### Exercise
Find the lines that include the string "this" and report how many there are. Give no other text.

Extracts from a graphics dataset
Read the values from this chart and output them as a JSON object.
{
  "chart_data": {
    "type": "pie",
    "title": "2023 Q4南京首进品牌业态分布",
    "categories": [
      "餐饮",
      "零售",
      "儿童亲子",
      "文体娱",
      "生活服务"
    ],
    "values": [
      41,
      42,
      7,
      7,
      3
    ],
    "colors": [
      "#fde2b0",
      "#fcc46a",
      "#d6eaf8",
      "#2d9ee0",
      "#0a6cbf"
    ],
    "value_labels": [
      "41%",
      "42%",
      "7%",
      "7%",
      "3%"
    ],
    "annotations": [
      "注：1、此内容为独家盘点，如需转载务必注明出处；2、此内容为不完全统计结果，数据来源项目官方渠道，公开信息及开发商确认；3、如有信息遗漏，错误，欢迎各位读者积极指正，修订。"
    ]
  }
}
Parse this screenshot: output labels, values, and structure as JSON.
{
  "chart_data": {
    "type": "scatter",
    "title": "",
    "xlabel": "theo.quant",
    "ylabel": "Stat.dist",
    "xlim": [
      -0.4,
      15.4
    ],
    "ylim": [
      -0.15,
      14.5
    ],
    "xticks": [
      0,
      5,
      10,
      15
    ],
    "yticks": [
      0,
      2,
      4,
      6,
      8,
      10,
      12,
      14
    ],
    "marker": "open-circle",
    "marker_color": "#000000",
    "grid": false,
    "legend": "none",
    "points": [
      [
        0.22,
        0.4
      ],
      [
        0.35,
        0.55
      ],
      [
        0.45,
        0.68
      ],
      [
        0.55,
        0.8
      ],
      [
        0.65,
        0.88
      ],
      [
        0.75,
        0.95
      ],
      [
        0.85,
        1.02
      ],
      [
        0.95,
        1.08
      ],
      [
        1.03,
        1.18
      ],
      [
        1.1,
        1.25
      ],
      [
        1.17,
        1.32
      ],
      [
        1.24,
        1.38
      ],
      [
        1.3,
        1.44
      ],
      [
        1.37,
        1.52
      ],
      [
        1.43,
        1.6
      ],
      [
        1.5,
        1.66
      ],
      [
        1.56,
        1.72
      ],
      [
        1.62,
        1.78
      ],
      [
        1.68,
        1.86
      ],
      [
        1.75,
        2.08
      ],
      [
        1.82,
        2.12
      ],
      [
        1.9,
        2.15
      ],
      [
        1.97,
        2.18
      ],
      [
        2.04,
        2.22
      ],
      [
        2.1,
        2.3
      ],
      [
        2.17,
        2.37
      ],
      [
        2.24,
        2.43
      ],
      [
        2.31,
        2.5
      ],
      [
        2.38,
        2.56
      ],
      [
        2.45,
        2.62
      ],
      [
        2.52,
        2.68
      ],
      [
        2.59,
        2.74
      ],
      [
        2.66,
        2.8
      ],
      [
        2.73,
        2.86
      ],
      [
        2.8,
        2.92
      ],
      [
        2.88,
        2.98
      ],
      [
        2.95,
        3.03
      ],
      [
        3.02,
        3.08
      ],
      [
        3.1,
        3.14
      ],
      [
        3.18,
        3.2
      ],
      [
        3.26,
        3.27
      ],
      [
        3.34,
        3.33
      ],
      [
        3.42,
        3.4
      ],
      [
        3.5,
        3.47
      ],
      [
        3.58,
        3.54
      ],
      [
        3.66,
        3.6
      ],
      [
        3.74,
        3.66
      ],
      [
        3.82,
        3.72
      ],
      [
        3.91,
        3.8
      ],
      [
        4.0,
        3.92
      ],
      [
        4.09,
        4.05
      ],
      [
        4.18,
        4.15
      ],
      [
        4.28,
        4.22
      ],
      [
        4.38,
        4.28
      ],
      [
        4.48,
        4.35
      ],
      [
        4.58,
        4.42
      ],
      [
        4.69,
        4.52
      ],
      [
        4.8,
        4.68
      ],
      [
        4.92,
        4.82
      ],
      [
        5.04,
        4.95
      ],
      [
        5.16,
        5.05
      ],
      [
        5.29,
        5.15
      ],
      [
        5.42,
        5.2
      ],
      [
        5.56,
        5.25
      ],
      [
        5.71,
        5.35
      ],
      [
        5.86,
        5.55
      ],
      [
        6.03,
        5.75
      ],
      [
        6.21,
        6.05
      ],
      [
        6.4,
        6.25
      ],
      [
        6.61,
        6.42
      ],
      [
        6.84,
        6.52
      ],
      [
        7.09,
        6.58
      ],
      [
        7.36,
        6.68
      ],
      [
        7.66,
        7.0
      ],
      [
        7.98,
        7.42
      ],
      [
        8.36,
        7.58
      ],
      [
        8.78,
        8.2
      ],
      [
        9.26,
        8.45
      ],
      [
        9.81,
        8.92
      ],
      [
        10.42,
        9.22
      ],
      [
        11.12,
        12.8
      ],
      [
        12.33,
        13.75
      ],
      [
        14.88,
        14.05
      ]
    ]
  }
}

### Response
2